[Source data]

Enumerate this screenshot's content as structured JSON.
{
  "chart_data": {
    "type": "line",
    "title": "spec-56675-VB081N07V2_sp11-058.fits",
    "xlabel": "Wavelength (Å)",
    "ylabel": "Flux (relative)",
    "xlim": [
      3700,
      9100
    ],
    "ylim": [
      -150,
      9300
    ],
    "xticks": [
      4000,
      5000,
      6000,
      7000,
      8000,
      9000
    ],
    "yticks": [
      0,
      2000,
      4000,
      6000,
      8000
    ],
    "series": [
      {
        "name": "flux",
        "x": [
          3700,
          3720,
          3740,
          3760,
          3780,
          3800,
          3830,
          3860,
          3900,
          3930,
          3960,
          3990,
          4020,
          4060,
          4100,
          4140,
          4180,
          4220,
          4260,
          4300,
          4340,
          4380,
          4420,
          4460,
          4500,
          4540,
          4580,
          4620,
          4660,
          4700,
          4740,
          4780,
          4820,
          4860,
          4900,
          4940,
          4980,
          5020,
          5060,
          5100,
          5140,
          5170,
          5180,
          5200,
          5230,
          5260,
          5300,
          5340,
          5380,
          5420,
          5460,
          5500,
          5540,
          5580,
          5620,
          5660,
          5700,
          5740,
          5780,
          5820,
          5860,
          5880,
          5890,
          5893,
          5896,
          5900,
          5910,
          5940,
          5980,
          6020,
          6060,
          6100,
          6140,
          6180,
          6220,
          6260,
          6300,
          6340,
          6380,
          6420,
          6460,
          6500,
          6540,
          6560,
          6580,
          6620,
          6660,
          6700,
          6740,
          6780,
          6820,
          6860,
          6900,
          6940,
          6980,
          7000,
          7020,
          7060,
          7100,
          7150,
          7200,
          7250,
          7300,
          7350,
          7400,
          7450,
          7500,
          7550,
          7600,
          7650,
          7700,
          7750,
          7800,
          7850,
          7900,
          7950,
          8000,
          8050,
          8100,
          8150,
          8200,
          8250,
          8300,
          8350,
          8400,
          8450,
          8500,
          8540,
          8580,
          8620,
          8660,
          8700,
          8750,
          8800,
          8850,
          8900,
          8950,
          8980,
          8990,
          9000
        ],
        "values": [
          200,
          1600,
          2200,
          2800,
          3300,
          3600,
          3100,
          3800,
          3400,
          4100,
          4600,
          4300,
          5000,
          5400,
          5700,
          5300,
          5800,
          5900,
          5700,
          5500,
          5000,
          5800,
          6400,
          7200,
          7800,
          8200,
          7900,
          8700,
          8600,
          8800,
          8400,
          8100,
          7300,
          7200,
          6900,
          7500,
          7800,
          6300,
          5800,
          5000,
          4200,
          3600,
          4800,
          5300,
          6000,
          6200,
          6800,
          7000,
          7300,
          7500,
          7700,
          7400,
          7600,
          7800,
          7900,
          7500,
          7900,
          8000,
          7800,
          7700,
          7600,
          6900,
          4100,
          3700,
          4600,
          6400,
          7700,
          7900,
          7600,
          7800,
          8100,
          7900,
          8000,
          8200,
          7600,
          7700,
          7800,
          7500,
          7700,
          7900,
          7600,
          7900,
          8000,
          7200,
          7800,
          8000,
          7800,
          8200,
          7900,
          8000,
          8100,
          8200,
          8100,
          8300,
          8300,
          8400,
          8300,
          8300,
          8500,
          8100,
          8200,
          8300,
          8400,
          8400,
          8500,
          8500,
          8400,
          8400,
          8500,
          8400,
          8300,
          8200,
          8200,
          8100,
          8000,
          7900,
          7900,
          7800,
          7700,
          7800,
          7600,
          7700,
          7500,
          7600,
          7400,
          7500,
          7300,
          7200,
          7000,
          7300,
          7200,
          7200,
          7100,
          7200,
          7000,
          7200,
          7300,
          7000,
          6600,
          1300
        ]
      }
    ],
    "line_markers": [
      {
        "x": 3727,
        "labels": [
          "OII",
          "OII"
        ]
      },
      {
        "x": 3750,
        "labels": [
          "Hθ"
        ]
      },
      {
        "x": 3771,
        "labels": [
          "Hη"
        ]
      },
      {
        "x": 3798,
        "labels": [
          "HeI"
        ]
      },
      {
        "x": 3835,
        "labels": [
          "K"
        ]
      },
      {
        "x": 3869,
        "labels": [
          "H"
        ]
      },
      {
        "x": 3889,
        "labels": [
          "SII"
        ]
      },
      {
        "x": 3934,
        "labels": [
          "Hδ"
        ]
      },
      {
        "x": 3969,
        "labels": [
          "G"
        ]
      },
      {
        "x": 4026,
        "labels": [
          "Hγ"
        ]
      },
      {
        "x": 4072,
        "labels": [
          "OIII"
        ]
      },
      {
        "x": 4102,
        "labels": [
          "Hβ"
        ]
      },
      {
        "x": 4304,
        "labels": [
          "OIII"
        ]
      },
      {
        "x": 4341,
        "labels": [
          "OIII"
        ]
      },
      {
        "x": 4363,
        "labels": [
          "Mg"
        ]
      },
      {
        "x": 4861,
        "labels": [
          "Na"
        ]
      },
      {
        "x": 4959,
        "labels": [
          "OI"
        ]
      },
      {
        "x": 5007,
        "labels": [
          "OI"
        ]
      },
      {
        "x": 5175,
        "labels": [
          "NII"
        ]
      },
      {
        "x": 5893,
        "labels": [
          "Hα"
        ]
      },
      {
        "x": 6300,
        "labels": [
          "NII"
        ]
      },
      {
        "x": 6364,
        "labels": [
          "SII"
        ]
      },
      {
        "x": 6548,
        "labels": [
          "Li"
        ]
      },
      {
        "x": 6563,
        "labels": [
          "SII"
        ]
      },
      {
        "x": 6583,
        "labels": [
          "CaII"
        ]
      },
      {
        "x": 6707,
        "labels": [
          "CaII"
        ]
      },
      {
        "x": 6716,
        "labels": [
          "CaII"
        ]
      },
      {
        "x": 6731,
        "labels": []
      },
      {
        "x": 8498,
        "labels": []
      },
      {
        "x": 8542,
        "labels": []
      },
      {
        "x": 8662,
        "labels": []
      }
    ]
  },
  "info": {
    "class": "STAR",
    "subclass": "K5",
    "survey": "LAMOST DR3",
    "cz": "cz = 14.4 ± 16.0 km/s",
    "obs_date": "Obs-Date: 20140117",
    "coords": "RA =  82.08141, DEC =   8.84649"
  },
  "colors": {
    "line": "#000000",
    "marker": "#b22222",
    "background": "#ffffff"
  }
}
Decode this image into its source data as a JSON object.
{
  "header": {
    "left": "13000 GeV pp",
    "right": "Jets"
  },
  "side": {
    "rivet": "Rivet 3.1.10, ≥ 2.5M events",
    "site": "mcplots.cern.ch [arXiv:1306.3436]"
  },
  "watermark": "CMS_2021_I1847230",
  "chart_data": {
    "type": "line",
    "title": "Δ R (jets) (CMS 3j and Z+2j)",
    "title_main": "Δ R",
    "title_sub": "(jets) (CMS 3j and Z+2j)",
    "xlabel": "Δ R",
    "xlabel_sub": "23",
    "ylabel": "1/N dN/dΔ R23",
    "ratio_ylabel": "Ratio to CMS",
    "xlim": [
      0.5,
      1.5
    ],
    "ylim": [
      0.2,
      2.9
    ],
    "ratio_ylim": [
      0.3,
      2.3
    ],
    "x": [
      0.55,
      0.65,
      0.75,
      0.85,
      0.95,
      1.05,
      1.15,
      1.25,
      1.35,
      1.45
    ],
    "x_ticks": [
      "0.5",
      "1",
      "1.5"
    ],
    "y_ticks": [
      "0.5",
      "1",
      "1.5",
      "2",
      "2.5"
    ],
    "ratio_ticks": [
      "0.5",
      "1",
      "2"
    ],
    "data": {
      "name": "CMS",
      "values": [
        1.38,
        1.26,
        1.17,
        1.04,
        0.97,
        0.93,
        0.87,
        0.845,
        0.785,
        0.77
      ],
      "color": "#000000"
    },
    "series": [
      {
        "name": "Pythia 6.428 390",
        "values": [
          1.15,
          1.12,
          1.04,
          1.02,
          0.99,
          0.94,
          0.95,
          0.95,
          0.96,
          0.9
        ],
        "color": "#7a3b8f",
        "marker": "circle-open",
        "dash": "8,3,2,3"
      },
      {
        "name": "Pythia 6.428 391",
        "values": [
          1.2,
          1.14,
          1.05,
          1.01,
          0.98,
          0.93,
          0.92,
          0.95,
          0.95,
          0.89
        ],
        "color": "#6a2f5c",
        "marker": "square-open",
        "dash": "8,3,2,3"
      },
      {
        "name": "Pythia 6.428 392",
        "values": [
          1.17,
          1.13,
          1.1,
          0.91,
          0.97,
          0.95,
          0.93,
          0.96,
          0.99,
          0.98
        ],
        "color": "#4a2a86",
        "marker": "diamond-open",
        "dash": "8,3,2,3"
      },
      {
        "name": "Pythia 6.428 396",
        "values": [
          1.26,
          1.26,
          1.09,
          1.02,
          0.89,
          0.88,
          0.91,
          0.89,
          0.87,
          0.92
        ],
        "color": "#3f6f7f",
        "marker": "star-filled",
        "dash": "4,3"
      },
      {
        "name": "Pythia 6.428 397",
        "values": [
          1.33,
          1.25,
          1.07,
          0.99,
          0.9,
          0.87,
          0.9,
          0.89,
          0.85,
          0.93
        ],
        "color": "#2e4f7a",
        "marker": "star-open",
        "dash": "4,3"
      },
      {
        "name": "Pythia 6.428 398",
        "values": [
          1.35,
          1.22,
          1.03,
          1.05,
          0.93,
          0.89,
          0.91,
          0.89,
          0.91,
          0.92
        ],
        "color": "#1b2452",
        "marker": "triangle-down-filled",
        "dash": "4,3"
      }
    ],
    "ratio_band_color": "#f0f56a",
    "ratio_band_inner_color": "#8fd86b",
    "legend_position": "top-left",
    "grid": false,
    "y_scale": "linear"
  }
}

## EXERCISE REQUIREMENTS
Work out how many lines in the records above contain the word "filled", and give only that number.

## ANSWER BELOW
2